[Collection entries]
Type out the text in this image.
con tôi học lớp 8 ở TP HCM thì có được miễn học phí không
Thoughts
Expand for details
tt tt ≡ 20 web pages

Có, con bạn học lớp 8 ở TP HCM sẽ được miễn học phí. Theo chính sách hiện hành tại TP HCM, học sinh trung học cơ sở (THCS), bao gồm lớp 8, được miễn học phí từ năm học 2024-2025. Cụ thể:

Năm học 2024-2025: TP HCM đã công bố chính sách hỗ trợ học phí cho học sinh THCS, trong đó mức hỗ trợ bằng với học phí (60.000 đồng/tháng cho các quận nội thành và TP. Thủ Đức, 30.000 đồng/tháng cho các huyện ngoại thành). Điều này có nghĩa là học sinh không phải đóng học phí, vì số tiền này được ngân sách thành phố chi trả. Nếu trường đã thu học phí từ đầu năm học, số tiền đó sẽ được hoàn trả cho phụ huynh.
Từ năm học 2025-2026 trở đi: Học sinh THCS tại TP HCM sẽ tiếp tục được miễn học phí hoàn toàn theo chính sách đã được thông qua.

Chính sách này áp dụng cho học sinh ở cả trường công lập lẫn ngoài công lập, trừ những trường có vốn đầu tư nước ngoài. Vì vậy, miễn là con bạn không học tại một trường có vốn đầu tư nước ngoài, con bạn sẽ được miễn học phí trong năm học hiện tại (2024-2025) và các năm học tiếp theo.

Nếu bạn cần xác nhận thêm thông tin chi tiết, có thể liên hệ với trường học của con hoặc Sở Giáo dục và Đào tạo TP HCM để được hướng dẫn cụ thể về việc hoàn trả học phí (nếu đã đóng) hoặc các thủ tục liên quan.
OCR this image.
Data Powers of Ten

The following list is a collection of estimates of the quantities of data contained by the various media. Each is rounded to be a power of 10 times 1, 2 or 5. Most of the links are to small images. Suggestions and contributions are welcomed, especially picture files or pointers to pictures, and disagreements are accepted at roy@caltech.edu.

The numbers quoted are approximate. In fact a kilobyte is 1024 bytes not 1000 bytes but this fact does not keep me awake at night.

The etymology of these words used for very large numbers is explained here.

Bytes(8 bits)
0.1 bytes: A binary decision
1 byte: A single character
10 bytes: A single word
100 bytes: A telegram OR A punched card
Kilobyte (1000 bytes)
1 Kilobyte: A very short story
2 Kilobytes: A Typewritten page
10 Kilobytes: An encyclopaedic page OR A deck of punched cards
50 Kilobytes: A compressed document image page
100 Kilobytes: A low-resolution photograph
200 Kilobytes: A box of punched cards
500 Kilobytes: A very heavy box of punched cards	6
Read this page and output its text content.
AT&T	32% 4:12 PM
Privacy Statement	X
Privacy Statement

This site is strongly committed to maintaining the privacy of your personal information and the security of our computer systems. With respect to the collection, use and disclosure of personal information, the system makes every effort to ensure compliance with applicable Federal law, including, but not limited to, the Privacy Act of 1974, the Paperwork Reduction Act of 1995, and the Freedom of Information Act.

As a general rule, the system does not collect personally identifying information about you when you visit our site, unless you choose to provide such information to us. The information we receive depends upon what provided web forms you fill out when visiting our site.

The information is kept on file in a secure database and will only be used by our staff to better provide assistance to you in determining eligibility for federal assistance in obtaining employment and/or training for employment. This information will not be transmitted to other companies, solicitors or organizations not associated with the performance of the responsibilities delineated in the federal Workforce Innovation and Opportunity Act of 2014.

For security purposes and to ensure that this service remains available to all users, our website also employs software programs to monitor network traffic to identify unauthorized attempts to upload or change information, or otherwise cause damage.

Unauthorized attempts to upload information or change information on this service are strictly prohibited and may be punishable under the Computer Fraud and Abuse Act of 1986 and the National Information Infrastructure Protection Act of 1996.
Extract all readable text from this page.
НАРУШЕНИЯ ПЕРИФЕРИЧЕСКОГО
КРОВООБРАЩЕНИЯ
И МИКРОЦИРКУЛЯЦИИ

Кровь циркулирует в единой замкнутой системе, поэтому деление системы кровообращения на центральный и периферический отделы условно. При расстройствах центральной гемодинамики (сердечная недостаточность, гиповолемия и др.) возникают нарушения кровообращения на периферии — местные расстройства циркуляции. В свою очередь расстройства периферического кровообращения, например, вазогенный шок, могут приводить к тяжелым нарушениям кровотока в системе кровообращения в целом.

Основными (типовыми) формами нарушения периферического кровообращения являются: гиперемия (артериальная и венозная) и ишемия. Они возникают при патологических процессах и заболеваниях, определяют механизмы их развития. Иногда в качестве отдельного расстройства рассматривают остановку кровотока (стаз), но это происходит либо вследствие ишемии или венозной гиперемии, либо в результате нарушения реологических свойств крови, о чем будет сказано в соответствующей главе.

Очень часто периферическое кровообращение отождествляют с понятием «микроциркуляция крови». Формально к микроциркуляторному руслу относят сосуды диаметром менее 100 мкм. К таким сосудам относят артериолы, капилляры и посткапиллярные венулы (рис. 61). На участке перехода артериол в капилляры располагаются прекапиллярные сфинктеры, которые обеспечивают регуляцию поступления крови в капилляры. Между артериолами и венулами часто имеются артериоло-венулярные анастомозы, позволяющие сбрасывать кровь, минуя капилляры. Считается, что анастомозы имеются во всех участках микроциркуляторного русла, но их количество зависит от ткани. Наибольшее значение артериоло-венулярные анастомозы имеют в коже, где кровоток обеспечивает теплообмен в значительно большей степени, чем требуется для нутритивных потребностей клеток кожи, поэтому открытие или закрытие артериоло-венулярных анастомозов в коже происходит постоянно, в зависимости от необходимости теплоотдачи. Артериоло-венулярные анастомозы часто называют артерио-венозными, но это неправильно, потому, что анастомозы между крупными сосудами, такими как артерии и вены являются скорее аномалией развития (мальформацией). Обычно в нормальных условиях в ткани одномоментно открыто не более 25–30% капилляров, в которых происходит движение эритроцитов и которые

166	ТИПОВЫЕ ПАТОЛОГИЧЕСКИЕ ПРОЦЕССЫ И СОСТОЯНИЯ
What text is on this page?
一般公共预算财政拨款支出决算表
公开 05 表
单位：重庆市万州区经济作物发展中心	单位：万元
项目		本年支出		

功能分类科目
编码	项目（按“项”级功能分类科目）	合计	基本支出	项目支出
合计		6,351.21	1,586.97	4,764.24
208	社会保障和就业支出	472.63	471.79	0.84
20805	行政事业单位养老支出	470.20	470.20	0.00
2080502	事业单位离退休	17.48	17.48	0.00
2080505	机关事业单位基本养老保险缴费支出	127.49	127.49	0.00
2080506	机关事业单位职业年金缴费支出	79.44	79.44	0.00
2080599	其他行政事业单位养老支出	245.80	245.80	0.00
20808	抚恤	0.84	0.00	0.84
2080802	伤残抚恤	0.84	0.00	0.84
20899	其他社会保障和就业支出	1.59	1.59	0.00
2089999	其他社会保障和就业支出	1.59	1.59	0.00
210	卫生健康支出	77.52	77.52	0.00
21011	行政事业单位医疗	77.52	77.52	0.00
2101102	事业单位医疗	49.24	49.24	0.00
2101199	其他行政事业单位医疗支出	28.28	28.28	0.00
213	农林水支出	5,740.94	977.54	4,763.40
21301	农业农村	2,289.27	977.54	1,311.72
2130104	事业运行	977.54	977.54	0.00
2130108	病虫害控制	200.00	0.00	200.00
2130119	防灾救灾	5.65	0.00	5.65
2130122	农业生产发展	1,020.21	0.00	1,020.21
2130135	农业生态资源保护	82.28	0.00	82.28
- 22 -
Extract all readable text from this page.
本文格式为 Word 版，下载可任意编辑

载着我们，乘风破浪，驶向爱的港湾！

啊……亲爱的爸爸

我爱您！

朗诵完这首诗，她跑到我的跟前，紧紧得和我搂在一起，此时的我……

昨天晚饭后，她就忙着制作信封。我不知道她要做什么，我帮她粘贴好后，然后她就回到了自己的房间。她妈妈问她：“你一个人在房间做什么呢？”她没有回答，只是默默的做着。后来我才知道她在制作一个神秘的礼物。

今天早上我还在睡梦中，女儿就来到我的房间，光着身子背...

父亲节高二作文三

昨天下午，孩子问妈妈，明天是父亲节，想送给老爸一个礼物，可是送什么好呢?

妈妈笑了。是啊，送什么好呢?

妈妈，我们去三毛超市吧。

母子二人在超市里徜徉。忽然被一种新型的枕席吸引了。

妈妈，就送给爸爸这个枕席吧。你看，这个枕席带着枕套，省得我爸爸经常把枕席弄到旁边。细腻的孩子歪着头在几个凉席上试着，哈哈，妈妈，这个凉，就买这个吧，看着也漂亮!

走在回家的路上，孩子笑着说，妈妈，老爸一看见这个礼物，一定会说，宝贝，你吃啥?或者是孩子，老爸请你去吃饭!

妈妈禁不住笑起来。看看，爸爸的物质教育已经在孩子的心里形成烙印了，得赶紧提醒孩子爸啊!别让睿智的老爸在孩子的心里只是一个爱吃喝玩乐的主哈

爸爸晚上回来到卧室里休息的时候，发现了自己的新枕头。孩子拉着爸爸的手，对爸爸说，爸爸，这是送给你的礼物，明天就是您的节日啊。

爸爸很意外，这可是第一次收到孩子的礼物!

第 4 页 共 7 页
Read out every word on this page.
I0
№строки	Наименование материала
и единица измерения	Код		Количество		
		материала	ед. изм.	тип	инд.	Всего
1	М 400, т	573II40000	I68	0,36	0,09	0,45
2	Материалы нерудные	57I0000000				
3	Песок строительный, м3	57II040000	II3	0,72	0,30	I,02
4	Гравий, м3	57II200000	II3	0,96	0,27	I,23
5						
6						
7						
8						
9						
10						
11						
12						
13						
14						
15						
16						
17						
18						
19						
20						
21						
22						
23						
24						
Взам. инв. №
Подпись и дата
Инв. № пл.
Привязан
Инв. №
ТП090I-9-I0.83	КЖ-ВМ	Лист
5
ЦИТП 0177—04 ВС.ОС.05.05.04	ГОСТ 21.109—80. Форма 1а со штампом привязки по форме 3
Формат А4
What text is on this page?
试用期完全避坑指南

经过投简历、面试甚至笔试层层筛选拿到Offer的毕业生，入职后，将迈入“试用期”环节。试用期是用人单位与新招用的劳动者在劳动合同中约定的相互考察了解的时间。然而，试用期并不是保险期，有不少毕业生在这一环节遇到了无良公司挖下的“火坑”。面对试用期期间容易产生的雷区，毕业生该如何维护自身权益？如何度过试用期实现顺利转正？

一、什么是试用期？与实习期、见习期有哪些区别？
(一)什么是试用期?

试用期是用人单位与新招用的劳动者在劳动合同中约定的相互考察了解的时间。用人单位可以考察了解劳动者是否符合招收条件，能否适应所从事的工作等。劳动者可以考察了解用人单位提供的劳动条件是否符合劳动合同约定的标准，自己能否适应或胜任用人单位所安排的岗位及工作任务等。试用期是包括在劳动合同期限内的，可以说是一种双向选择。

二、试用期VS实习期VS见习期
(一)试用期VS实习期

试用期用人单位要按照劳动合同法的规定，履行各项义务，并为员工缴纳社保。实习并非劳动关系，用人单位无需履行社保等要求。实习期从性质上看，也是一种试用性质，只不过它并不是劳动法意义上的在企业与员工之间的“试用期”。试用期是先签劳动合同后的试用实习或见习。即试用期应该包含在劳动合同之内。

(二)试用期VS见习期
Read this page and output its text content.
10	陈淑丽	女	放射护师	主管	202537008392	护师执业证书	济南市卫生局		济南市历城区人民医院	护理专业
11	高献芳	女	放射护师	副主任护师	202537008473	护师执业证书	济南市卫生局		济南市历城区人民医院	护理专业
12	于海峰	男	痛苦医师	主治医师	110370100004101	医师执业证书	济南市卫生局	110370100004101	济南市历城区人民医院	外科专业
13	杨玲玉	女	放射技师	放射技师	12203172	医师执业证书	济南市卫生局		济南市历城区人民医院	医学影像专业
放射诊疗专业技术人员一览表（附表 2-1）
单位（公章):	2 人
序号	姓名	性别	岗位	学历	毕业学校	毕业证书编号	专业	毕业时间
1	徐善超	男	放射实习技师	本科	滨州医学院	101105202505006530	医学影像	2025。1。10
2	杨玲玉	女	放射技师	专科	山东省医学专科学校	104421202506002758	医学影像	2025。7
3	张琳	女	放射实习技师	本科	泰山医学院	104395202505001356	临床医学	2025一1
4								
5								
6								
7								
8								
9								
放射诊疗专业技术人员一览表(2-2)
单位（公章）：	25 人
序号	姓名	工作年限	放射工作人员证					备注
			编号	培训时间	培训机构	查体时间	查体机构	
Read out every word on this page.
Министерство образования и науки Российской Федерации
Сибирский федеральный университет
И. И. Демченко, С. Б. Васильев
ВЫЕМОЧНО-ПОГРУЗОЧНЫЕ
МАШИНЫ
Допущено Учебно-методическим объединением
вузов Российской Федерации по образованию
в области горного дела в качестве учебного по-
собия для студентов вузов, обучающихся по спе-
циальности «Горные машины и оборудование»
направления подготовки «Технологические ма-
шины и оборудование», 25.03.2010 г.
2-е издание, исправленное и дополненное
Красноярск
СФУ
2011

# Your instructions
Find each line holding the string "Kilobytes" and copy it out.

# Written response
2 Kilobytes: A Typewritten page
10 Kilobytes: An encyclopaedic page OR A deck of punched cards
50 Kilobytes: A compressed document image page
100 Kilobytes: A low-resolution photograph
200 Kilobytes: A box of punched cards
500 Kilobytes: A very heavy box of punched cards	6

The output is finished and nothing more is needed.